> WHAT YOU SHOULD DO: Return the records in full, exactly as given.
** START **
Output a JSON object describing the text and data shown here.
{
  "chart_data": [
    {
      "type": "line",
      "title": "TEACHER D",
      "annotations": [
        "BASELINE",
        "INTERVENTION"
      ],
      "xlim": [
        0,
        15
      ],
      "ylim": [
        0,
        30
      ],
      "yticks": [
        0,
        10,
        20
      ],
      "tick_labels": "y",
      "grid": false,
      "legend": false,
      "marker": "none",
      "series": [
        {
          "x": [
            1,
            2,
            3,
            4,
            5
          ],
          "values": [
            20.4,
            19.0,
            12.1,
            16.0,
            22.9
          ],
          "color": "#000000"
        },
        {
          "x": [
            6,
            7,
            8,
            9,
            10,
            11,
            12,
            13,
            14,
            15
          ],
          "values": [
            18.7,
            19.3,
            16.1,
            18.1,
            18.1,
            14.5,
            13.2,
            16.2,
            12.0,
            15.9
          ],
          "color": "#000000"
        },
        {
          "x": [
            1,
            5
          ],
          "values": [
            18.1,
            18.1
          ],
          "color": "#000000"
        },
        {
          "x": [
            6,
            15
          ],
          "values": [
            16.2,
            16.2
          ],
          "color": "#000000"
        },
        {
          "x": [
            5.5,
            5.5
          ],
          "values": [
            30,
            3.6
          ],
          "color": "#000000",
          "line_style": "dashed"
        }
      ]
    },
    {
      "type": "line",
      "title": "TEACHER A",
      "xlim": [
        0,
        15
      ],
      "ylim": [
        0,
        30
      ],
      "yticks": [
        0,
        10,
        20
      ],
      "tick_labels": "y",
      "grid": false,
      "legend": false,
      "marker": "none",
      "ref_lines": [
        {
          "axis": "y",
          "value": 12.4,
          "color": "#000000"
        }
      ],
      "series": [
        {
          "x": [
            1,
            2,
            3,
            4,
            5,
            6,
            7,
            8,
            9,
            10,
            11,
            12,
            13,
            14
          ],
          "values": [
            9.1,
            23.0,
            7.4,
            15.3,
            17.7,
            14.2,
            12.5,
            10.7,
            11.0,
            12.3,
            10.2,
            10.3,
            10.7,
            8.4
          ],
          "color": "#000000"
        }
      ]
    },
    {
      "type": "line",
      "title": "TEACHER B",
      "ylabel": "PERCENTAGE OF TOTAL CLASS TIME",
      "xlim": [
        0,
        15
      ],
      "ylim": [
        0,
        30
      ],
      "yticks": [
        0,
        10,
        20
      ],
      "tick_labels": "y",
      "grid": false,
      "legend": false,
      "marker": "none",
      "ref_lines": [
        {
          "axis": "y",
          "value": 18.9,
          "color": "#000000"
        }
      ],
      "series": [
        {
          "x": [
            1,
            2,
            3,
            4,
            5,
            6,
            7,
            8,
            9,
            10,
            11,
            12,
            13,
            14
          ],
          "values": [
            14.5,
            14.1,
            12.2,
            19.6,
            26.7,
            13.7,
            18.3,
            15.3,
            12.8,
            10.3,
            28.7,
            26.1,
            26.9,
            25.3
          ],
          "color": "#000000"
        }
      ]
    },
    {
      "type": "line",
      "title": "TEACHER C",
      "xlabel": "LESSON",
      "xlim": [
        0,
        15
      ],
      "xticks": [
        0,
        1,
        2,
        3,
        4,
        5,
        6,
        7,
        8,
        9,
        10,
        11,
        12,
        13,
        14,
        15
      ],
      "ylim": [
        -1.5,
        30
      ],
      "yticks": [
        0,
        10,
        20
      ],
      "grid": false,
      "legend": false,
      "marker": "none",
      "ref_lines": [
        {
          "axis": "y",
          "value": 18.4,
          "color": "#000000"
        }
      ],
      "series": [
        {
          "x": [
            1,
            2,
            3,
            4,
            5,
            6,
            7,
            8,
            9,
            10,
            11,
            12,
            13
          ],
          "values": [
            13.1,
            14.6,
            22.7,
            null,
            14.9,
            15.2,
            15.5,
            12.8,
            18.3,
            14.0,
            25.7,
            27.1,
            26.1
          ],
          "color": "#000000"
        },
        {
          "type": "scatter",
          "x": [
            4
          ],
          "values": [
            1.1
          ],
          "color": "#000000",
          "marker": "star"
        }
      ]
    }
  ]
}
** END **
> RESPONSE BELOW:
Output a JSON object describing the text and data shown here.
{
  "chart_data": [
    {
      "type": "line",
      "title": "TEACHER D",
      "annotations": [
        "BASELINE",
        "INTERVENTION"
      ],
      "xlim": [
        0,
        15
      ],
      "ylim": [
        0,
        30
      ],
      "yticks": [
        0,
        10,
        20
      ],
      "tick_labels": "y",
      "grid": false,
      "legend": false,
      "marker": "none",
      "series": [
        {
          "x": [
            1,
            2,
            3,
            4,
            5
          ],
          "values": [
            20.4,
            19.0,
            12.1,
            16.0,
            22.9
          ],
          "color": "#000000"
        },
        {
          "x": [
            6,
            7,
            8,
            9,
            10,
            11,
            12,
            13,
            14,
            15
          ],
          "values": [
            18.7,
            19.3,
            16.1,
            18.1,
            18.1,
            14.5,
            13.2,
            16.2,
            12.0,
            15.9
          ],
          "color": "#000000"
        },
        {
          "x": [
            1,
            5
          ],
          "values": [
            18.1,
            18.1
          ],
          "color": "#000000"
        },
        {
          "x": [
            6,
            15
          ],
          "values": [
            16.2,
            16.2
          ],
          "color": "#000000"
        },
        {
          "x": [
            5.5,
            5.5
          ],
          "values": [
            30,
            3.6
          ],
          "color": "#000000",
          "line_style": "dashed"
        }
      ]
    },
    {
      "type": "line",
      "title": "TEACHER A",
      "xlim": [
        0,
        15
      ],
      "ylim": [
        0,
        30
      ],
      "yticks": [
        0,
        10,
        20
      ],
      "tick_labels": "y",
      "grid": false,
      "legend": false,
      "marker": "none",
      "ref_lines": [
        {
          "axis": "y",
          "value": 12.4,
          "color": "#000000"
        }
      ],
      "series": [
        {
          "x": [
            1,
            2,
            3,
            4,
            5,
            6,
            7,
            8,
            9,
            10,
            11,
            12,
            13,
            14
          ],
          "values": [
            9.1,
            23.0,
            7.4,
            15.3,
            17.7,
            14.2,
            12.5,
            10.7,
            11.0,
            12.3,
            10.2,
            10.3,
            10.7,
            8.4
          ],
          "color": "#000000"
        }
      ]
    },
    {
      "type": "line",
      "title": "TEACHER B",
      "ylabel": "PERCENTAGE OF TOTAL CLASS TIME",
      "xlim": [
        0,
        15
      ],
      "ylim": [
        0,
        30
      ],
      "yticks": [
        0,
        10,
        20
      ],
      "tick_labels": "y",
      "grid": false,
      "legend": false,
      "marker": "none",
      "ref_lines": [
        {
          "axis": "y",
          "value": 18.9,
          "color": "#000000"
        }
      ],
      "series": [
        {
          "x": [
            1,
            2,
            3,
            4,
            5,
            6,
            7,
            8,
            9,
            10,
            11,
            12,
            13,
            14
          ],
          "values": [
            14.5,
            14.1,
            12.2,
            19.6,
            26.7,
            13.7,
            18.3,
            15.3,
            12.8,
            10.3,
            28.7,
            26.1,
            26.9,
            25.3
          ],
          "color": "#000000"
        }
      ]
    },
    {
      "type": "line",
      "title": "TEACHER C",
      "xlabel": "LESSON",
      "xlim": [
        0,
        15
      ],
      "xticks": [
        0,
        1,
        2,
        3,
        4,
        5,
        6,
        7,
        8,
        9,
        10,
        11,
        12,
        13,
        14,
        15
      ],
      "ylim": [
        -1.5,
        30
      ],
      "yticks": [
        0,
        10,
        20
      ],
      "grid": false,
      "legend": false,
      "marker": "none",
      "ref_lines": [
        {
          "axis": "y",
          "value": 18.4,
          "color": "#000000"
        }
      ],
      "series": [
        {
          "x": [
            1,
            2,
            3,
            4,
            5,
            6,
            7,
            8,
            9,
            10,
            11,
            12,
            13
          ],
          "values": [
            13.1,
            14.6,
            22.7,
            null,
            14.9,
            15.2,
            15.5,
            12.8,
            18.3,
            14.0,
            25.7,
            27.1,
            26.1
          ],
          "color": "#000000"
        },
        {
          "type": "scatter",
          "x": [
            4
          ],
          "values": [
            1.1
          ],
          "color": "#000000",
          "marker": "star"
        }
      ]
    }
  ]
}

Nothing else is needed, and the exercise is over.